[Structured figure records]
_ _ _

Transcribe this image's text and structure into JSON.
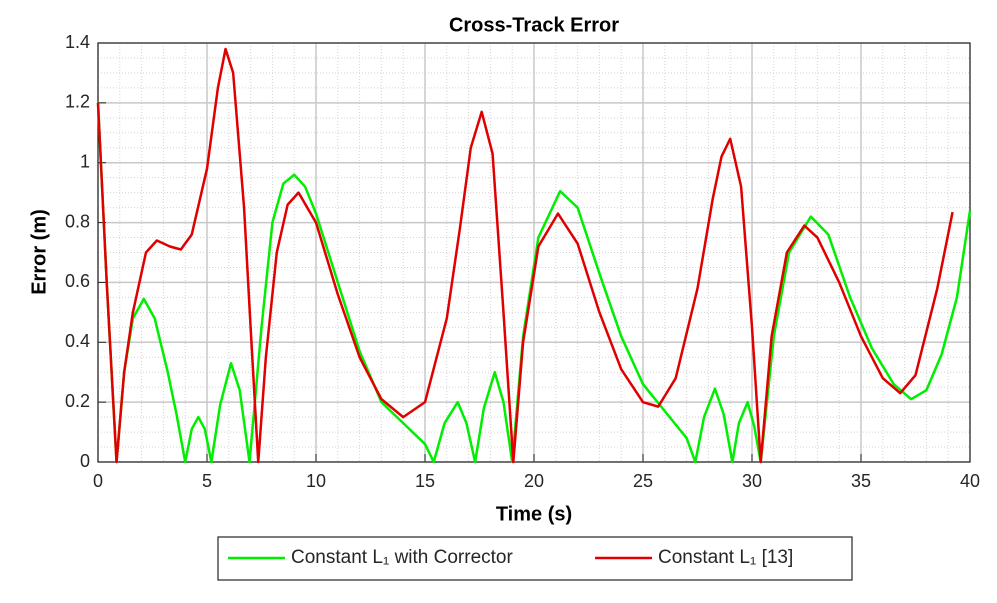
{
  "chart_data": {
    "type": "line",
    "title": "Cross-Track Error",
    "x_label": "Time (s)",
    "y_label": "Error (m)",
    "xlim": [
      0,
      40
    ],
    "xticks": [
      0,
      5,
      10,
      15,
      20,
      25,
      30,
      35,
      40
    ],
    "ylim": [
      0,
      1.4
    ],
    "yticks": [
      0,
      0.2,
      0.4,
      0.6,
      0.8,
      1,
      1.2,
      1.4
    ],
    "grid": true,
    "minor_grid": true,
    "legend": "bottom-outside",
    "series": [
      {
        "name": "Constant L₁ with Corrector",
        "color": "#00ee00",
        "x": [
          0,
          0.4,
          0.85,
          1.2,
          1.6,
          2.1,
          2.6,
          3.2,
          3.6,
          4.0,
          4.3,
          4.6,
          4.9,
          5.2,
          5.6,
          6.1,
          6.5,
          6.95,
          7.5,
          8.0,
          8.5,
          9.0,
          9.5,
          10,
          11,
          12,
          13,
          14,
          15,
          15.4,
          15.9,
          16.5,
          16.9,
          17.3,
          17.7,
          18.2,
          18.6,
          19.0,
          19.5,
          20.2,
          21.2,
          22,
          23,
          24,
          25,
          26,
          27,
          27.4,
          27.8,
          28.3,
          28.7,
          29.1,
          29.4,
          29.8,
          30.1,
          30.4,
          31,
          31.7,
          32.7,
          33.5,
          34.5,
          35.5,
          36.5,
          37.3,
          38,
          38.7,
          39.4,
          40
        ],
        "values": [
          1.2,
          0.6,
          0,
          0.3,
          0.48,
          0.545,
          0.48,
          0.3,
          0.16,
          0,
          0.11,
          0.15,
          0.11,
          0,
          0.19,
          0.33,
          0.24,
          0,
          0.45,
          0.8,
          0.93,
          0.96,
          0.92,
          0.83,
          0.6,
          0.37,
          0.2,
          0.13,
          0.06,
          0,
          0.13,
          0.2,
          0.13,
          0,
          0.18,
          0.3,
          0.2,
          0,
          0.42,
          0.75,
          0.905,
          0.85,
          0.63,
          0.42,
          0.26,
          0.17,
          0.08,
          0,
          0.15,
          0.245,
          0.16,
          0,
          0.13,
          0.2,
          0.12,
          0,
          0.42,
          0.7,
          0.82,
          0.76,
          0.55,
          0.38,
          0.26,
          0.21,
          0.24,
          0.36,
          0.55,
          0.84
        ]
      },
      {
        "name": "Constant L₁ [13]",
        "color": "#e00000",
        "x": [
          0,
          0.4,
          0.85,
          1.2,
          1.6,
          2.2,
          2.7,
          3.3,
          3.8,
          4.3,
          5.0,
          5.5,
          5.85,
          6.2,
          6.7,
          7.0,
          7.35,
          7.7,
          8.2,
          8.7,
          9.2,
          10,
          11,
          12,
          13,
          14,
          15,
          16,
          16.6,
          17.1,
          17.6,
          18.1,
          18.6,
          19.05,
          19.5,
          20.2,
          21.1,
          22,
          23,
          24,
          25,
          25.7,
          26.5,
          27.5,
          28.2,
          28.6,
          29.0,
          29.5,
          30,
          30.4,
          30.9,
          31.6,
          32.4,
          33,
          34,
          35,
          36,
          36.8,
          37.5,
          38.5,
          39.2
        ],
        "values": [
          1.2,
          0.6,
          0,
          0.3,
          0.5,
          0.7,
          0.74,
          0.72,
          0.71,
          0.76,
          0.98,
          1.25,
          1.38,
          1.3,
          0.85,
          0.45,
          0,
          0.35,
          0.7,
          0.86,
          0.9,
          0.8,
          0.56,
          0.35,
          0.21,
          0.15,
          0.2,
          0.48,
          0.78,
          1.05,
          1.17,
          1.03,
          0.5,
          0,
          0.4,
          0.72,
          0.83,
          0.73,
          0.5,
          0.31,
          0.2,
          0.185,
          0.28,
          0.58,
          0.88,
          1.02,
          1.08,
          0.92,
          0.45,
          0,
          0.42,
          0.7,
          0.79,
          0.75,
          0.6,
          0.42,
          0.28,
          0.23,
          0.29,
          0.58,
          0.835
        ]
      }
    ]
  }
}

_ _ _

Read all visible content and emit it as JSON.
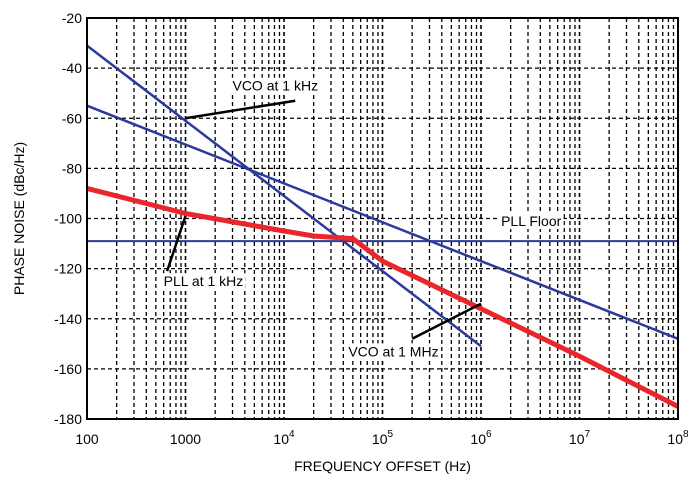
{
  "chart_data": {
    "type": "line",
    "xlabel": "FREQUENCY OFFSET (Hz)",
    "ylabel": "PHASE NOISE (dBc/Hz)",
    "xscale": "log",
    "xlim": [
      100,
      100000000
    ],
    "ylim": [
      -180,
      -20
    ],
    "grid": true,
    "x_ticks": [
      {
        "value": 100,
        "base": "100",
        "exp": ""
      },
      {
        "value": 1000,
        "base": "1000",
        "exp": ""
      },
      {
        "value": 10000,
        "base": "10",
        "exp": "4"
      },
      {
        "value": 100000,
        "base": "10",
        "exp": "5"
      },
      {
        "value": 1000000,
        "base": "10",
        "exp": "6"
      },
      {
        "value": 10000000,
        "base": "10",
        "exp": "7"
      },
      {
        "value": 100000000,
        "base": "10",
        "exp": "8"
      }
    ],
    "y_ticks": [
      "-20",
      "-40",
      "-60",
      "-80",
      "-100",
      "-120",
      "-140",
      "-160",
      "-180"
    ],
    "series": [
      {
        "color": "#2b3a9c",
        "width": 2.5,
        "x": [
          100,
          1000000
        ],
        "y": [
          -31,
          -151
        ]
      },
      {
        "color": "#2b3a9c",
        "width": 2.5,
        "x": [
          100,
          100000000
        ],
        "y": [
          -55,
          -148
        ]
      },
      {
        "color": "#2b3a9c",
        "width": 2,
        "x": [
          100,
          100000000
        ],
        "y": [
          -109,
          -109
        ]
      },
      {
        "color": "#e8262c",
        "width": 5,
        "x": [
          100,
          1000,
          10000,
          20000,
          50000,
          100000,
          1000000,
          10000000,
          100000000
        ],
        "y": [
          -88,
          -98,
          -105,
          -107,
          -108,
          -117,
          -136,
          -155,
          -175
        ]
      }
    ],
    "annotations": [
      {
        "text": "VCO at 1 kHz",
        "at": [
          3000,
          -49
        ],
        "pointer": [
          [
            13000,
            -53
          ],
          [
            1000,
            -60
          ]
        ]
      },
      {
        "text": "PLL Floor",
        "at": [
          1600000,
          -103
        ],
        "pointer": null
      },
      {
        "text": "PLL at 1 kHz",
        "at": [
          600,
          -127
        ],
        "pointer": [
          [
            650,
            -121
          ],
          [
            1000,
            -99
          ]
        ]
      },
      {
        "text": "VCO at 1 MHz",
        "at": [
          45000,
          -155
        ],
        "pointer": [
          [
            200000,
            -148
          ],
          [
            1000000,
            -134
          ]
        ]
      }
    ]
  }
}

_ _ _

TASK OBJECTIVE — Copy each line that holds the word "Error".

FINISHED ANSWER —
    "title": "Cross-Track Error",
    "y_label": "Error (m)",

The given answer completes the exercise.